**Given entries**
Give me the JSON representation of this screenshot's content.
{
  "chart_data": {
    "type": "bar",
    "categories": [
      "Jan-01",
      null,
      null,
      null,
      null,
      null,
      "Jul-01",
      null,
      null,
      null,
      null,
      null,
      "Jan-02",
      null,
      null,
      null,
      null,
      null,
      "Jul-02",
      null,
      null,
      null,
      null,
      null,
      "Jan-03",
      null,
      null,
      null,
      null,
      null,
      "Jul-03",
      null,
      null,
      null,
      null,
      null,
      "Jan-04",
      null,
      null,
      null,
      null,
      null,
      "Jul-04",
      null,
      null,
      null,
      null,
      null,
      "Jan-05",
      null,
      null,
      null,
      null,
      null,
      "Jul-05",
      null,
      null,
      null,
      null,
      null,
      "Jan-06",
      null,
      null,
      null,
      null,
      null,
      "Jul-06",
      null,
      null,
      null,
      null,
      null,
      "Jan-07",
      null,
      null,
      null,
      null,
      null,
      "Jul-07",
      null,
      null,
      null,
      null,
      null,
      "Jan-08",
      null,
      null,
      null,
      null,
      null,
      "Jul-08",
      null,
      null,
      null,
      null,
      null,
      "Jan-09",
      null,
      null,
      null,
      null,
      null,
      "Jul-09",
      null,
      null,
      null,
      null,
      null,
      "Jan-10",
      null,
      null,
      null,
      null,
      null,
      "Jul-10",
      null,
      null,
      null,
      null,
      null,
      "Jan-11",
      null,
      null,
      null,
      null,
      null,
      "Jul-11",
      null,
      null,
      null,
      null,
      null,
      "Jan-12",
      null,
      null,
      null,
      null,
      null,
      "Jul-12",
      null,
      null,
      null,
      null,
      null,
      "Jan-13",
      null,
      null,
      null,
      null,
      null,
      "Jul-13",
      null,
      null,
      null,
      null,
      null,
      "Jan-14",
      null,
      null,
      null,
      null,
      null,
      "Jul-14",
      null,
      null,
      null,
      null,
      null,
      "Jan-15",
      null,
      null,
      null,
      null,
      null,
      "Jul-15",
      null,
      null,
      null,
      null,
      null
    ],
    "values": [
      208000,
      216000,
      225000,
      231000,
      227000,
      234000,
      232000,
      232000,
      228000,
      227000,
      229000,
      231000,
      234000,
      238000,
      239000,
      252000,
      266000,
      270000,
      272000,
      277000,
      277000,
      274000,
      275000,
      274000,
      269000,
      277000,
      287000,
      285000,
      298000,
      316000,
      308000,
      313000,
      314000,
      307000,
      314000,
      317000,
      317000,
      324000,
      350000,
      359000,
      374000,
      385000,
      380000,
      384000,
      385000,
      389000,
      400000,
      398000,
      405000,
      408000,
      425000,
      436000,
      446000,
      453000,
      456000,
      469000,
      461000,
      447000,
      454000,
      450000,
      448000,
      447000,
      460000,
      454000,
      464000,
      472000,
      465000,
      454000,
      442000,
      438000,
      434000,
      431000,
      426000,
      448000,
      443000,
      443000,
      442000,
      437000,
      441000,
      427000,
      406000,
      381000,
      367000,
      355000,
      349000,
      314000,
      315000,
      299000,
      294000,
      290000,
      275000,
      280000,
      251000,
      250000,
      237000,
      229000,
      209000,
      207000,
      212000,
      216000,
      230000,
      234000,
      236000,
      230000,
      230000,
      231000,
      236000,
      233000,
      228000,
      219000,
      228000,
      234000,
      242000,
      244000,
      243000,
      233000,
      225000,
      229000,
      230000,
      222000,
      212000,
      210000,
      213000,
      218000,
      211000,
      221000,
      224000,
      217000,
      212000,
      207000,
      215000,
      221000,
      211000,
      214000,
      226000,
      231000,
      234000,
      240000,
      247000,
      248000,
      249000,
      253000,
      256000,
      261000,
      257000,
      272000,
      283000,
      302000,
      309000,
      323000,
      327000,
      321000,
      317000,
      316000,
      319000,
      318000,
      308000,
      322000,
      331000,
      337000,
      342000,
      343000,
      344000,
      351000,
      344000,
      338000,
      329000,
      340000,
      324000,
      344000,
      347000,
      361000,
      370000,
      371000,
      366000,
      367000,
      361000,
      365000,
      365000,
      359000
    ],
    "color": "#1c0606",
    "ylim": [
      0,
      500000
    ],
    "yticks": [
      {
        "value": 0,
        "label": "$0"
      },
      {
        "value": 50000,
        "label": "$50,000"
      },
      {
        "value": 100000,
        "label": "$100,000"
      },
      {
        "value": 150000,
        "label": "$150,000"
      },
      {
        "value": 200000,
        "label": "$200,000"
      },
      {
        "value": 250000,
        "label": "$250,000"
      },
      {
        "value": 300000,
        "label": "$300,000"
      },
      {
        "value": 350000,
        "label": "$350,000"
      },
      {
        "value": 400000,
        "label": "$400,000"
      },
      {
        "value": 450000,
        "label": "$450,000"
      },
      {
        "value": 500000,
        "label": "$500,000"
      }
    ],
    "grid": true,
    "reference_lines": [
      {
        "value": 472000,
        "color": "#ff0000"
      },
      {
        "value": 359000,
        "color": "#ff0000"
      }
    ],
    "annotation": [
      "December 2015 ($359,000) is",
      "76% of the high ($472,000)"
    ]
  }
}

**Exercise requirements**
Nothing should be changed: write out all of the data as is.

**Output of the task**
Give me the JSON representation of this screenshot's content.
{
  "chart_data": {
    "type": "bar",
    "categories": [
      "Jan-01",
      null,
      null,
      null,
      null,
      null,
      "Jul-01",
      null,
      null,
      null,
      null,
      null,
      "Jan-02",
      null,
      null,
      null,
      null,
      null,
      "Jul-02",
      null,
      null,
      null,
      null,
      null,
      "Jan-03",
      null,
      null,
      null,
      null,
      null,
      "Jul-03",
      null,
      null,
      null,
      null,
      null,
      "Jan-04",
      null,
      null,
      null,
      null,
      null,
      "Jul-04",
      null,
      null,
      null,
      null,
      null,
      "Jan-05",
      null,
      null,
      null,
      null,
      null,
      "Jul-05",
      null,
      null,
      null,
      null,
      null,
      "Jan-06",
      null,
      null,
      null,
      null,
      null,
      "Jul-06",
      null,
      null,
      null,
      null,
      null,
      "Jan-07",
      null,
      null,
      null,
      null,
      null,
      "Jul-07",
      null,
      null,
      null,
      null,
      null,
      "Jan-08",
      null,
      null,
      null,
      null,
      null,
      "Jul-08",
      null,
      null,
      null,
      null,
      null,
      "Jan-09",
      null,
      null,
      null,
      null,
      null,
      "Jul-09",
      null,
      null,
      null,
      null,
      null,
      "Jan-10",
      null,
      null,
      null,
      null,
      null,
      "Jul-10",
      null,
      null,
      null,
      null,
      null,
      "Jan-11",
      null,
      null,
      null,
      null,
      null,
      "Jul-11",
      null,
      null,
      null,
      null,
      null,
      "Jan-12",
      null,
      null,
      null,
      null,
      null,
      "Jul-12",
      null,
      null,
      null,
      null,
      null,
      "Jan-13",
      null,
      null,
      null,
      null,
      null,
      "Jul-13",
      null,
      null,
      null,
      null,
      null,
      "Jan-14",
      null,
      null,
      null,
      null,
      null,
      "Jul-14",
      null,
      null,
      null,
      null,
      null,
      "Jan-15",
      null,
      null,
      null,
      null,
      null,
      "Jul-15",
      null,
      null,
      null,
      null,
      null
    ],
    "values": [
      208000,
      216000,
      225000,
      231000,
      227000,
      234000,
      232000,
      232000,
      228000,
      227000,
      229000,
      231000,
      234000,
      238000,
      239000,
      252000,
      266000,
      270000,
      272000,
      277000,
      277000,
      274000,
      275000,
      274000,
      269000,
      277000,
      287000,
      285000,
      298000,
      316000,
      308000,
      313000,
      314000,
      307000,
      314000,
      317000,
      317000,
      324000,
      350000,
      359000,
      374000,
      385000,
      380000,
      384000,
      385000,
      389000,
      400000,
      398000,
      405000,
      408000,
      425000,
      436000,
      446000,
      453000,
      456000,
      469000,
      461000,
      447000,
      454000,
      450000,
      448000,
      447000,
      460000,
      454000,
      464000,
      472000,
      465000,
      454000,
      442000,
      438000,
      434000,
      431000,
      426000,
      448000,
      443000,
      443000,
      442000,
      437000,
      441000,
      427000,
      406000,
      381000,
      367000,
      355000,
      349000,
      314000,
      315000,
      299000,
      294000,
      290000,
      275000,
      280000,
      251000,
      250000,
      237000,
      229000,
      209000,
      207000,
      212000,
      216000,
      230000,
      234000,
      236000,
      230000,
      230000,
      231000,
      236000,
      233000,
      228000,
      219000,
      228000,
      234000,
      242000,
      244000,
      243000,
      233000,
      225000,
      229000,
      230000,
      222000,
      212000,
      210000,
      213000,
      218000,
      211000,
      221000,
      224000,
      217000,
      212000,
      207000,
      215000,
      221000,
      211000,
      214000,
      226000,
      231000,
      234000,
      240000,
      247000,
      248000,
      249000,
      253000,
      256000,
      261000,
      257000,
      272000,
      283000,
      302000,
      309000,
      323000,
      327000,
      321000,
      317000,
      316000,
      319000,
      318000,
      308000,
      322000,
      331000,
      337000,
      342000,
      343000,
      344000,
      351000,
      344000,
      338000,
      329000,
      340000,
      324000,
      344000,
      347000,
      361000,
      370000,
      371000,
      366000,
      367000,
      361000,
      365000,
      365000,
      359000
    ],
    "color": "#1c0606",
    "ylim": [
      0,
      500000
    ],
    "yticks": [
      {
        "value": 0,
        "label": "$0"
      },
      {
        "value": 50000,
        "label": "$50,000"
      },
      {
        "value": 100000,
        "label": "$100,000"
      },
      {
        "value": 150000,
        "label": "$150,000"
      },
      {
        "value": 200000,
        "label": "$200,000"
      },
      {
        "value": 250000,
        "label": "$250,000"
      },
      {
        "value": 300000,
        "label": "$300,000"
      },
      {
        "value": 350000,
        "label": "$350,000"
      },
      {
        "value": 400000,
        "label": "$400,000"
      },
      {
        "value": 450000,
        "label": "$450,000"
      },
      {
        "value": 500000,
        "label": "$500,000"
      }
    ],
    "grid": true,
    "reference_lines": [
      {
        "value": 472000,
        "color": "#ff0000"
      },
      {
        "value": 359000,
        "color": "#ff0000"
      }
    ],
    "annotation": [
      "December 2015 ($359,000) is",
      "76% of the high ($472,000)"
    ]
  }
}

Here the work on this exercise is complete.